Collection entries:
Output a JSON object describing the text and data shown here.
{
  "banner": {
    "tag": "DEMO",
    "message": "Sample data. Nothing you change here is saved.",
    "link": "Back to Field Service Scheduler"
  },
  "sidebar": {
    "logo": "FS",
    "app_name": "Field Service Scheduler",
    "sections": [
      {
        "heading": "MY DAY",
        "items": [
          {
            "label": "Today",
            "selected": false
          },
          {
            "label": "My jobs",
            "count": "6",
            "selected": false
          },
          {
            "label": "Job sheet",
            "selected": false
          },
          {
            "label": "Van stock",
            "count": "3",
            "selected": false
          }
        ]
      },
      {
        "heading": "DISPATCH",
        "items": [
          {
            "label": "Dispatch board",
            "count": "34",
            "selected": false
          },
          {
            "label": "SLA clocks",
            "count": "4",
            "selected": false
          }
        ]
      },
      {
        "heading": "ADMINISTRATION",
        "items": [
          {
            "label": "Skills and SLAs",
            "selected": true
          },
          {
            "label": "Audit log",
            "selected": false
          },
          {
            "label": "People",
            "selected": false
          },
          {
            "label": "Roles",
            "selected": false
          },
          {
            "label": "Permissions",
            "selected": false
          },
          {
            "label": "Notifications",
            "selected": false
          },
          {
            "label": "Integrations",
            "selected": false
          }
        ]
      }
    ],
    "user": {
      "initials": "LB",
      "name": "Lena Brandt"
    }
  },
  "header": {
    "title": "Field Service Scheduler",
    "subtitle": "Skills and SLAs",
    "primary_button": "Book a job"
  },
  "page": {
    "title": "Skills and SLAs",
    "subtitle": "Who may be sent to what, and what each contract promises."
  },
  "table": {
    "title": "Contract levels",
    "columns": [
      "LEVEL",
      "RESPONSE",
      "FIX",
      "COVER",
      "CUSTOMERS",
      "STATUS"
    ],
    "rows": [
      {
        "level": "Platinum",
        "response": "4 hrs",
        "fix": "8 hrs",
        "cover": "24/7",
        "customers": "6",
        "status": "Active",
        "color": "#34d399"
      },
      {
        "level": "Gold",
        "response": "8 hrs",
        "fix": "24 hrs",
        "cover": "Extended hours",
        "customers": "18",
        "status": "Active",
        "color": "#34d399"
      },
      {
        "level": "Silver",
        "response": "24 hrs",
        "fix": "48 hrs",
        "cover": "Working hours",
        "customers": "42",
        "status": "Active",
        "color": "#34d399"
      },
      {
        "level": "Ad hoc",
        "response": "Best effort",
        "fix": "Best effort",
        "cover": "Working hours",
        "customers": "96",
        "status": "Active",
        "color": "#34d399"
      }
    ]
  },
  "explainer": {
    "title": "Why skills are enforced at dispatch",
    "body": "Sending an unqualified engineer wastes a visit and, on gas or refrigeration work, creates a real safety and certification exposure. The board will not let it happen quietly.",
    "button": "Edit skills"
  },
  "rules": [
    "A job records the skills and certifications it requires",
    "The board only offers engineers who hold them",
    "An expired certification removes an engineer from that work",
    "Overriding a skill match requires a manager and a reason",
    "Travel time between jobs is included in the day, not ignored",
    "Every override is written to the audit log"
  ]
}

▶ _Written problem_
What is needed here is an exact reproduction of all the entries.

▶ _Exercise answer_
Output a JSON object describing the text and data shown here.
{
  "banner": {
    "tag": "DEMO",
    "message": "Sample data. Nothing you change here is saved.",
    "link": "Back to Field Service Scheduler"
  },
  "sidebar": {
    "logo": "FS",
    "app_name": "Field Service Scheduler",
    "sections": [
      {
        "heading": "MY DAY",
        "items": [
          {
            "label": "Today",
            "selected": false
          },
          {
            "label": "My jobs",
            "count": "6",
            "selected": false
          },
          {
            "label": "Job sheet",
            "selected": false
          },
          {
            "label": "Van stock",
            "count": "3",
            "selected": false
          }
        ]
      },
      {
        "heading": "DISPATCH",
        "items": [
          {
            "label": "Dispatch board",
            "count": "34",
            "selected": false
          },
          {
            "label": "SLA clocks",
            "count": "4",
            "selected": false
          }
        ]
      },
      {
        "heading": "ADMINISTRATION",
        "items": [
          {
            "label": "Skills and SLAs",
            "selected": true
          },
          {
            "label": "Audit log",
            "selected": false
          },
          {
            "label": "People",
            "selected": false
          },
          {
            "label": "Roles",
            "selected": false
          },
          {
            "label": "Permissions",
            "selected": false
          },
          {
            "label": "Notifications",
            "selected": false
          },
          {
            "label": "Integrations",
            "selected": false
          }
        ]
      }
    ],
    "user": {
      "initials": "LB",
      "name": "Lena Brandt"
    }
  },
  "header": {
    "title": "Field Service Scheduler",
    "subtitle": "Skills and SLAs",
    "primary_button": "Book a job"
  },
  "page": {
    "title": "Skills and SLAs",
    "subtitle": "Who may be sent to what, and what each contract promises."
  },
  "table": {
    "title": "Contract levels",
    "columns": [
      "LEVEL",
      "RESPONSE",
      "FIX",
      "COVER",
      "CUSTOMERS",
      "STATUS"
    ],
    "rows": [
      {
        "level": "Platinum",
        "response": "4 hrs",
        "fix": "8 hrs",
        "cover": "24/7",
        "customers": "6",
        "status": "Active",
        "color": "#34d399"
      },
      {
        "level": "Gold",
        "response": "8 hrs",
        "fix": "24 hrs",
        "cover": "Extended hours",
        "customers": "18",
        "status": "Active",
        "color": "#34d399"
      },
      {
        "level": "Silver",
        "response": "24 hrs",
        "fix": "48 hrs",
        "cover": "Working hours",
        "customers": "42",
        "status": "Active",
        "color": "#34d399"
      },
      {
        "level": "Ad hoc",
        "response": "Best effort",
        "fix": "Best effort",
        "cover": "Working hours",
        "customers": "96",
        "status": "Active",
        "color": "#34d399"
      }
    ]
  },
  "explainer": {
    "title": "Why skills are enforced at dispatch",
    "body": "Sending an unqualified engineer wastes a visit and, on gas or refrigeration work, creates a real safety and certification exposure. The board will not let it happen quietly.",
    "button": "Edit skills"
  },
  "rules": [
    "A job records the skills and certifications it requires",
    "The board only offers engineers who hold them",
    "An expired certification removes an engineer from that work",
    "Overriding a skill match requires a manager and a reason",
    "Travel time between jobs is included in the day, not ignored",
    "Every override is written to the audit log"
  ]
}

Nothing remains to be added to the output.